▸ PROVIDED ENTRIES
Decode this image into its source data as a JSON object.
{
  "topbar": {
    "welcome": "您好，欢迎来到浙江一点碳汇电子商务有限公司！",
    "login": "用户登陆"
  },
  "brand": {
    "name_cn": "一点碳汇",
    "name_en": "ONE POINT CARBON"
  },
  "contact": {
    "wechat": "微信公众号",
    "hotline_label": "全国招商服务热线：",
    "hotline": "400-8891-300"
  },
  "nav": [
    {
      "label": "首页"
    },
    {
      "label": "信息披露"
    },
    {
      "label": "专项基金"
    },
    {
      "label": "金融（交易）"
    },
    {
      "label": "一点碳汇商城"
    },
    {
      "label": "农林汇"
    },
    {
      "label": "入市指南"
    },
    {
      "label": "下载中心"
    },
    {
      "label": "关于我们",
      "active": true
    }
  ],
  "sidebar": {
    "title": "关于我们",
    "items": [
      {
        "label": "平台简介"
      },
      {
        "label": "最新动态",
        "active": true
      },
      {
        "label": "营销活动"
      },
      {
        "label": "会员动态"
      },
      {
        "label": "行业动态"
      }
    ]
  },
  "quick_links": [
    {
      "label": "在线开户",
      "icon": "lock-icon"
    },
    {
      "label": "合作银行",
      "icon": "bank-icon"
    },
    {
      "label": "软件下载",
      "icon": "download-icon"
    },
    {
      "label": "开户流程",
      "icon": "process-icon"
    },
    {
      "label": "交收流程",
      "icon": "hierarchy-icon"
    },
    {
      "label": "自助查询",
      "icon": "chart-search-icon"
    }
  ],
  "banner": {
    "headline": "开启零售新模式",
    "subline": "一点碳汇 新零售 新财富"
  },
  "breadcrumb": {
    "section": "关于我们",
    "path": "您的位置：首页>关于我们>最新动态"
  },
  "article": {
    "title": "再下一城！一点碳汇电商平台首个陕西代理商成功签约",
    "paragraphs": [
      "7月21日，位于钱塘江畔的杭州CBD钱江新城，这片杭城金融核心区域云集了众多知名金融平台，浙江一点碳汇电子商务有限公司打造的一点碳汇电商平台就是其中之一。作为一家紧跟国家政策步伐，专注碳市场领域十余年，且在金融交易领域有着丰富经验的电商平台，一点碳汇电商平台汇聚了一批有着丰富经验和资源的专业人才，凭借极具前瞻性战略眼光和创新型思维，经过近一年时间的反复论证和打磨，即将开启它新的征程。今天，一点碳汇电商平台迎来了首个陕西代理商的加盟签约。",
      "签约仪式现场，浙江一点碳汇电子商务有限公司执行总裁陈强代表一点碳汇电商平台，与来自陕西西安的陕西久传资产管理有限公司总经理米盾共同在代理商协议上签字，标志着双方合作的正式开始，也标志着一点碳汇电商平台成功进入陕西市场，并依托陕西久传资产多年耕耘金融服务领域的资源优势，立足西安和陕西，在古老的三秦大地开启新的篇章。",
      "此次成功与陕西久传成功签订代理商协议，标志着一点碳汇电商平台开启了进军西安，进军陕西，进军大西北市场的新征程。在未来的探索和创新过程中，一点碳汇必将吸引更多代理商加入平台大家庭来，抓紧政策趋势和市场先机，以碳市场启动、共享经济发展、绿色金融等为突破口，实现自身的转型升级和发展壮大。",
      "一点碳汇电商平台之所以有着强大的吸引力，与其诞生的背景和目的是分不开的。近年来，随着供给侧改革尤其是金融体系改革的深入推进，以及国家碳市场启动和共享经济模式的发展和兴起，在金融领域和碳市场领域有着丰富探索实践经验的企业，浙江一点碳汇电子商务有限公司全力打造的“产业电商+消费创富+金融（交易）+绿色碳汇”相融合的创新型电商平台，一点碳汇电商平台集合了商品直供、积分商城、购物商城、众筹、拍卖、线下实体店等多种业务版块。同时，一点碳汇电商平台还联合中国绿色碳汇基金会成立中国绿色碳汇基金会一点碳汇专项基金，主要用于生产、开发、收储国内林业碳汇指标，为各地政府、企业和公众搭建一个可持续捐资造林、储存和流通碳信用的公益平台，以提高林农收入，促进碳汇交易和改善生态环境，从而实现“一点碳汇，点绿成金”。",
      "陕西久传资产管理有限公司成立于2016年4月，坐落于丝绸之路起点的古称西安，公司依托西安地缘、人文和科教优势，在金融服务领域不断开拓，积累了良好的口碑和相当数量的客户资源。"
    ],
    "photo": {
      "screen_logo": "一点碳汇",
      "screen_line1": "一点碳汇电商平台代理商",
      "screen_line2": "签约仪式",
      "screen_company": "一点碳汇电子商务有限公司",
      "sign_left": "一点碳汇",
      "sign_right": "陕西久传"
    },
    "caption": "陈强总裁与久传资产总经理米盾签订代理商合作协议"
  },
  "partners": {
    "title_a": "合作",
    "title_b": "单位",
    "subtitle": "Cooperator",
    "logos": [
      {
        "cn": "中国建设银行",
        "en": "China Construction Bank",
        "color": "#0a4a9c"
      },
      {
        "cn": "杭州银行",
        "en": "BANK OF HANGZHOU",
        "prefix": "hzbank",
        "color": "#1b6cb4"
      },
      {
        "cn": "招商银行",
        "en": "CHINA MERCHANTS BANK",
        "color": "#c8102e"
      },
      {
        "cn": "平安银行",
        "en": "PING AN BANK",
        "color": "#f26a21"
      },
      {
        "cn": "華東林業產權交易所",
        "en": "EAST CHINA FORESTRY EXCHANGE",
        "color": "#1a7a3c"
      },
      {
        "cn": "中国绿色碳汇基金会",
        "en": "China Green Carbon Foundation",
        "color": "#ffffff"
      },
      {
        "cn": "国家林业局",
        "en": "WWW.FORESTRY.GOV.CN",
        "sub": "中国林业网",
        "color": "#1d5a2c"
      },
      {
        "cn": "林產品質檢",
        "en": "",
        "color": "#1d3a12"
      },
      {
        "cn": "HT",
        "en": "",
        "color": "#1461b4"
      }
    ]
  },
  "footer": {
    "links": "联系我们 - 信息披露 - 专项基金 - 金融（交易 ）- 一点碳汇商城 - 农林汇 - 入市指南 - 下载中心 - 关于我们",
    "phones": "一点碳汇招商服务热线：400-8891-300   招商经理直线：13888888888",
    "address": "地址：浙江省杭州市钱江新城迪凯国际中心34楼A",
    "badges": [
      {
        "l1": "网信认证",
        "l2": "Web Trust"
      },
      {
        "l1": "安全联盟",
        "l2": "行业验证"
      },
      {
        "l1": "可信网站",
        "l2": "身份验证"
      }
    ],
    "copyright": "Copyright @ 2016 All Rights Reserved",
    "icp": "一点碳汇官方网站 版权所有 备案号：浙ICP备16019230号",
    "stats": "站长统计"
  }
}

▸ GOAL
Filter for "icon". Return all lines that hold it.

▸ RESPONSE TO THE TASK
      "icon": "lock-icon"
      "icon": "bank-icon"
      "icon": "download-icon"
      "icon": "process-icon"
      "icon": "hierarchy-icon"
      "icon": "chart-search-icon"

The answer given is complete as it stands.